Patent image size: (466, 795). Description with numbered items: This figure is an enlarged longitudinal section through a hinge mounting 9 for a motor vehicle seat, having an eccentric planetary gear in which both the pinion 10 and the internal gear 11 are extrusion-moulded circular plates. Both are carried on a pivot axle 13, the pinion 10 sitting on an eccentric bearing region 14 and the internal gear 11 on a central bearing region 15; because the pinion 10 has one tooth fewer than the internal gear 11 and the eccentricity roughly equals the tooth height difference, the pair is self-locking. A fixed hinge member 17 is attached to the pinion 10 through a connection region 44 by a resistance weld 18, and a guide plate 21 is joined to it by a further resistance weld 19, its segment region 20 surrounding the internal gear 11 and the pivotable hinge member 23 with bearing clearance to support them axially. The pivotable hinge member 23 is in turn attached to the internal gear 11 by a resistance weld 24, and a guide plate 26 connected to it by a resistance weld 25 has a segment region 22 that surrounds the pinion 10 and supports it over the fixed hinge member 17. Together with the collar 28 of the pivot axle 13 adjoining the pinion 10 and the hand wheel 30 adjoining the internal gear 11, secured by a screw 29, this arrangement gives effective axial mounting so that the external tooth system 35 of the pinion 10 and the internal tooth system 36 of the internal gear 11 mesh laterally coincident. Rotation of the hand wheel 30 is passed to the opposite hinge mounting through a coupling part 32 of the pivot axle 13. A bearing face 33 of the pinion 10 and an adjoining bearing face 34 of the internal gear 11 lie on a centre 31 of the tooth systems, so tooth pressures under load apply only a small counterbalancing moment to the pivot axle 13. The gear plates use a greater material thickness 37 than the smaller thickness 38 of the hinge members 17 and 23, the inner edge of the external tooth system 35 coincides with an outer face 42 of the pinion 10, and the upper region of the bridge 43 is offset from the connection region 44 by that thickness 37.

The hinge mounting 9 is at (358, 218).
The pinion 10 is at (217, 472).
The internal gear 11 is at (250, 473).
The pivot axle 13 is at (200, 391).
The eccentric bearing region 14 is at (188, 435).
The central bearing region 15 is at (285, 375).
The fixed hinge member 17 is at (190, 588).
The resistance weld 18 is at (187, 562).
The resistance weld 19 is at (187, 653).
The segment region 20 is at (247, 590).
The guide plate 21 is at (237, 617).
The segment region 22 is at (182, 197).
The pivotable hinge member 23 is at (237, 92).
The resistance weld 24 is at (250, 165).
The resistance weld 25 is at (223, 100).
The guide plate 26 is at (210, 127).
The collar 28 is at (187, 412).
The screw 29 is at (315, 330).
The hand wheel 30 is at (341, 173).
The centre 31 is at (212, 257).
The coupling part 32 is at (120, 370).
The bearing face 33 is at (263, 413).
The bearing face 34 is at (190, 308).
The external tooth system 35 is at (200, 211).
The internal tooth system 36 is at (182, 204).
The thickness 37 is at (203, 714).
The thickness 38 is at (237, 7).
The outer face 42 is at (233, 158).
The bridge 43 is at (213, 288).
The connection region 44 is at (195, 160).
——————————
Reproduce every line of the entries above verbatim, preserving the original line order.

» Solution for this exercise
Patent image size: (466, 795). Description with numbered items: This figure is an enlarged longitudinal section through a hinge mounting 9 for a motor vehicle seat, having an eccentric planetary gear in which both the pinion 10 and the internal gear 11 are extrusion-moulded circular plates. Both are carried on a pivot axle 13, the pinion 10 sitting on an eccentric bearing region 14 and the internal gear 11 on a central bearing region 15; because the pinion 10 has one tooth fewer than the internal gear 11 and the eccentricity roughly equals the tooth height difference, the pair is self-locking. A fixed hinge member 17 is attached to the pinion 10 through a connection region 44 by a resistance weld 18, and a guide plate 21 is joined to it by a further resistance weld 19, its segment region 20 surrounding the internal gear 11 and the pivotable hinge member 23 with bearing clearance to support them axially. The pivotable hinge member 23 is in turn attached to the internal gear 11 by a resistance weld 24, and a guide plate 26 connected to it by a resistance weld 25 has a segment region 22 that surrounds the pinion 10 and supports it over the fixed hinge member 17. Together with the collar 28 of the pivot axle 13 adjoining the pinion 10 and the hand wheel 30 adjoining the internal gear 11, secured by a screw 29, this arrangement gives effective axial mounting so that the external tooth system 35 of the pinion 10 and the internal tooth system 36 of the internal gear 11 mesh laterally coincident. Rotation of the hand wheel 30 is passed to the opposite hinge mounting through a coupling part 32 of the pivot axle 13. A bearing face 33 of the pinion 10 and an adjoining bearing face 34 of the internal gear 11 lie on a centre 31 of the tooth systems, so tooth pressures under load apply only a small counterbalancing moment to the pivot axle 13. The gear plates use a greater material thickness 37 than the smaller thickness 38 of the hinge members 17 and 23, the inner edge of the external tooth system 35 coincides with an outer face 42 of the pinion 10, and the upper region of the bridge 43 is offset from the connection region 44 by that thickness 37.

The hinge mounting 9 is at (358, 218).
The pinion 10 is at (217, 472).
The internal gear 11 is at (250, 473).
The pivot axle 13 is at (200, 391).
The eccentric bearing region 14 is at (188, 435).
The central bearing region 15 is at (285, 375).
The fixed hinge member 17 is at (190, 588).
The resistance weld 18 is at (187, 562).
The resistance weld 19 is at (187, 653).
The segment region 20 is at (247, 590).
The guide plate 21 is at (237, 617).
The segment region 22 is at (182, 197).
The pivotable hinge member 23 is at (237, 92).
The resistance weld 24 is at (250, 165).
The resistance weld 25 is at (223, 100).
The guide plate 26 is at (210, 127).
The collar 28 is at (187, 412).
The screw 29 is at (315, 330).
The hand wheel 30 is at (341, 173).
The centre 31 is at (212, 257).
The coupling part 32 is at (120, 370).
The bearing face 33 is at (263, 413).
The bearing face 34 is at (190, 308).
The external tooth system 35 is at (200, 211).
The internal tooth system 36 is at (182, 204).
The thickness 37 is at (203, 714).
The thickness 38 is at (237, 7).
The outer face 42 is at (233, 158).
The bridge 43 is at (213, 288).
The connection region 44 is at (195, 160).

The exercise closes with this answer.